DIRECTION: Below is a block of records; repeat all of them exactly.

RECORDS PROVIDED:
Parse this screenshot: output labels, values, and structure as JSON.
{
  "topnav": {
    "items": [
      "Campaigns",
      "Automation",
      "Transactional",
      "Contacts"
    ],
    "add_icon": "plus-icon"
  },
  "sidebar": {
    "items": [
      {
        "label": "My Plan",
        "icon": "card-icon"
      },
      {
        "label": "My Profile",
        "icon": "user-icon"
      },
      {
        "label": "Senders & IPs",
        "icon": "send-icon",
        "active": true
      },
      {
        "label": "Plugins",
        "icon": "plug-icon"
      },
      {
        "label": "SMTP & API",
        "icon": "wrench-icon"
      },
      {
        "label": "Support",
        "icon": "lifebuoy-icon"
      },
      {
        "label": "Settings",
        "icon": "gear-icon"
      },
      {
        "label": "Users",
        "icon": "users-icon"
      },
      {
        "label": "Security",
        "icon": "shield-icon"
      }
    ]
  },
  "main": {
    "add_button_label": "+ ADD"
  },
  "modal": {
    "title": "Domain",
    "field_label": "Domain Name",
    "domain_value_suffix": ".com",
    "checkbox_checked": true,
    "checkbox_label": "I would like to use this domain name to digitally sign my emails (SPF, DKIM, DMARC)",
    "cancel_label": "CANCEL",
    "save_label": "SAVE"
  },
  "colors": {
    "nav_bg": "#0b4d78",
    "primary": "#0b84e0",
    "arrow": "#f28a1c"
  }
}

THE RESULT:
Parse this screenshot: output labels, values, and structure as JSON.
{
  "topnav": {
    "items": [
      "Campaigns",
      "Automation",
      "Transactional",
      "Contacts"
    ],
    "add_icon": "plus-icon"
  },
  "sidebar": {
    "items": [
      {
        "label": "My Plan",
        "icon": "card-icon"
      },
      {
        "label": "My Profile",
        "icon": "user-icon"
      },
      {
        "label": "Senders & IPs",
        "icon": "send-icon",
        "active": true
      },
      {
        "label": "Plugins",
        "icon": "plug-icon"
      },
      {
        "label": "SMTP & API",
        "icon": "wrench-icon"
      },
      {
        "label": "Support",
        "icon": "lifebuoy-icon"
      },
      {
        "label": "Settings",
        "icon": "gear-icon"
      },
      {
        "label": "Users",
        "icon": "users-icon"
      },
      {
        "label": "Security",
        "icon": "shield-icon"
      }
    ]
  },
  "main": {
    "add_button_label": "+ ADD"
  },
  "modal": {
    "title": "Domain",
    "field_label": "Domain Name",
    "domain_value_suffix": ".com",
    "checkbox_checked": true,
    "checkbox_label": "I would like to use this domain name to digitally sign my emails (SPF, DKIM, DMARC)",
    "cancel_label": "CANCEL",
    "save_label": "SAVE"
  },
  "colors": {
    "nav_bg": "#0b4d78",
    "primary": "#0b84e0",
    "arrow": "#f28a1c"
  }
}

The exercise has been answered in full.